**Exercise prompt**
Return the listing below in full, with every line exactly as it is.

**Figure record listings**
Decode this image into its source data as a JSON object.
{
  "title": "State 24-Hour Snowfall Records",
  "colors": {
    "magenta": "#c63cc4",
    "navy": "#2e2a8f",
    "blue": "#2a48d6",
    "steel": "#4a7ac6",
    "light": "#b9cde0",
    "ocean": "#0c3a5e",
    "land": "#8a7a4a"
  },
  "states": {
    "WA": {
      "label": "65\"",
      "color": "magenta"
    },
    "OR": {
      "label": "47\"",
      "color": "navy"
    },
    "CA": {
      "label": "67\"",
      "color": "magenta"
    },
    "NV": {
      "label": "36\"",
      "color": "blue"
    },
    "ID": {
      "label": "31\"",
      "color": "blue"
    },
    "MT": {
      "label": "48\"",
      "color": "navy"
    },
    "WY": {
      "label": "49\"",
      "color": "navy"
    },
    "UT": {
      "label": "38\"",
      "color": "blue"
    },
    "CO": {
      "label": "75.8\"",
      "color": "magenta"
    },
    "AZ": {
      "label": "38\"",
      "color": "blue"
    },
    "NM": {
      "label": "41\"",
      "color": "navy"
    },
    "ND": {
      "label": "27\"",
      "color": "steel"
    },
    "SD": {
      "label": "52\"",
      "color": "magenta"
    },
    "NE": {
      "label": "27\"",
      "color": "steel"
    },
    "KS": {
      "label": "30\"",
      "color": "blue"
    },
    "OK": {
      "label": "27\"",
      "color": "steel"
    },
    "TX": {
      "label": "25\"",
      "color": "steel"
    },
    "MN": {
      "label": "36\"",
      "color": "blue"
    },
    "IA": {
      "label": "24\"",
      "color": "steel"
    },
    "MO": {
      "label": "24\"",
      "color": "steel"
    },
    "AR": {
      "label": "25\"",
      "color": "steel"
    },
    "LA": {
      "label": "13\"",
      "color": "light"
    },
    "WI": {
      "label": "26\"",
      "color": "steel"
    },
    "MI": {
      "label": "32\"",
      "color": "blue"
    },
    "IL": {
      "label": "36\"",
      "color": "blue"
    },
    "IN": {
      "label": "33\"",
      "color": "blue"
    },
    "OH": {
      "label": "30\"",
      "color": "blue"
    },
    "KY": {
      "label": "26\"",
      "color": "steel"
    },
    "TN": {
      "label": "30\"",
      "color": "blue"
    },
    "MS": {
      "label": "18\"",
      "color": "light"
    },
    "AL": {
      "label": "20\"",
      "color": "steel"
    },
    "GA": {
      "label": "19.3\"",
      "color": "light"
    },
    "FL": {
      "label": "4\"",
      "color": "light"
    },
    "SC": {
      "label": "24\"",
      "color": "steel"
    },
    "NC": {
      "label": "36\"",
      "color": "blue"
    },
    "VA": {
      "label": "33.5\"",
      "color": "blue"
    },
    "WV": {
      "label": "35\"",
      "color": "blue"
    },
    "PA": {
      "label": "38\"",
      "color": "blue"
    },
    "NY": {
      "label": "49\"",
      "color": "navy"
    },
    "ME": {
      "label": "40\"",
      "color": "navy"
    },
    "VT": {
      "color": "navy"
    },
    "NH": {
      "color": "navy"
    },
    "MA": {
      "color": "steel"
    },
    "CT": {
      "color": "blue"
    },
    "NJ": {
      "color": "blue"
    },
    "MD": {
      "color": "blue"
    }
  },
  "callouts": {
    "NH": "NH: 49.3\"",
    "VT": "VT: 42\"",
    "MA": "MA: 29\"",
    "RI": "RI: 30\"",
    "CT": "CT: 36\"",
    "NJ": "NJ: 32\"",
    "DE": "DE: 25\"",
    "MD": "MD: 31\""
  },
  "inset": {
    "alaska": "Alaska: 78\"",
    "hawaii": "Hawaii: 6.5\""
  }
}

**Answer to the exercise**
Decode this image into its source data as a JSON object.
{
  "title": "State 24-Hour Snowfall Records",
  "colors": {
    "magenta": "#c63cc4",
    "navy": "#2e2a8f",
    "blue": "#2a48d6",
    "steel": "#4a7ac6",
    "light": "#b9cde0",
    "ocean": "#0c3a5e",
    "land": "#8a7a4a"
  },
  "states": {
    "WA": {
      "label": "65\"",
      "color": "magenta"
    },
    "OR": {
      "label": "47\"",
      "color": "navy"
    },
    "CA": {
      "label": "67\"",
      "color": "magenta"
    },
    "NV": {
      "label": "36\"",
      "color": "blue"
    },
    "ID": {
      "label": "31\"",
      "color": "blue"
    },
    "MT": {
      "label": "48\"",
      "color": "navy"
    },
    "WY": {
      "label": "49\"",
      "color": "navy"
    },
    "UT": {
      "label": "38\"",
      "color": "blue"
    },
    "CO": {
      "label": "75.8\"",
      "color": "magenta"
    },
    "AZ": {
      "label": "38\"",
      "color": "blue"
    },
    "NM": {
      "label": "41\"",
      "color": "navy"
    },
    "ND": {
      "label": "27\"",
      "color": "steel"
    },
    "SD": {
      "label": "52\"",
      "color": "magenta"
    },
    "NE": {
      "label": "27\"",
      "color": "steel"
    },
    "KS": {
      "label": "30\"",
      "color": "blue"
    },
    "OK": {
      "label": "27\"",
      "color": "steel"
    },
    "TX": {
      "label": "25\"",
      "color": "steel"
    },
    "MN": {
      "label": "36\"",
      "color": "blue"
    },
    "IA": {
      "label": "24\"",
      "color": "steel"
    },
    "MO": {
      "label": "24\"",
      "color": "steel"
    },
    "AR": {
      "label": "25\"",
      "color": "steel"
    },
    "LA": {
      "label": "13\"",
      "color": "light"
    },
    "WI": {
      "label": "26\"",
      "color": "steel"
    },
    "MI": {
      "label": "32\"",
      "color": "blue"
    },
    "IL": {
      "label": "36\"",
      "color": "blue"
    },
    "IN": {
      "label": "33\"",
      "color": "blue"
    },
    "OH": {
      "label": "30\"",
      "color": "blue"
    },
    "KY": {
      "label": "26\"",
      "color": "steel"
    },
    "TN": {
      "label": "30\"",
      "color": "blue"
    },
    "MS": {
      "label": "18\"",
      "color": "light"
    },
    "AL": {
      "label": "20\"",
      "color": "steel"
    },
    "GA": {
      "label": "19.3\"",
      "color": "light"
    },
    "FL": {
      "label": "4\"",
      "color": "light"
    },
    "SC": {
      "label": "24\"",
      "color": "steel"
    },
    "NC": {
      "label": "36\"",
      "color": "blue"
    },
    "VA": {
      "label": "33.5\"",
      "color": "blue"
    },
    "WV": {
      "label": "35\"",
      "color": "blue"
    },
    "PA": {
      "label": "38\"",
      "color": "blue"
    },
    "NY": {
      "label": "49\"",
      "color": "navy"
    },
    "ME": {
      "label": "40\"",
      "color": "navy"
    },
    "VT": {
      "color": "navy"
    },
    "NH": {
      "color": "navy"
    },
    "MA": {
      "color": "steel"
    },
    "CT": {
      "color": "blue"
    },
    "NJ": {
      "color": "blue"
    },
    "MD": {
      "color": "blue"
    }
  },
  "callouts": {
    "NH": "NH: 49.3\"",
    "VT": "VT: 42\"",
    "MA": "MA: 29\"",
    "RI": "RI: 30\"",
    "CT": "CT: 36\"",
    "NJ": "NJ: 32\"",
    "DE": "DE: 25\"",
    "MD": "MD: 31\""
  },
  "inset": {
    "alaska": "Alaska: 78\"",
    "hawaii": "Hawaii: 6.5\""
  }
}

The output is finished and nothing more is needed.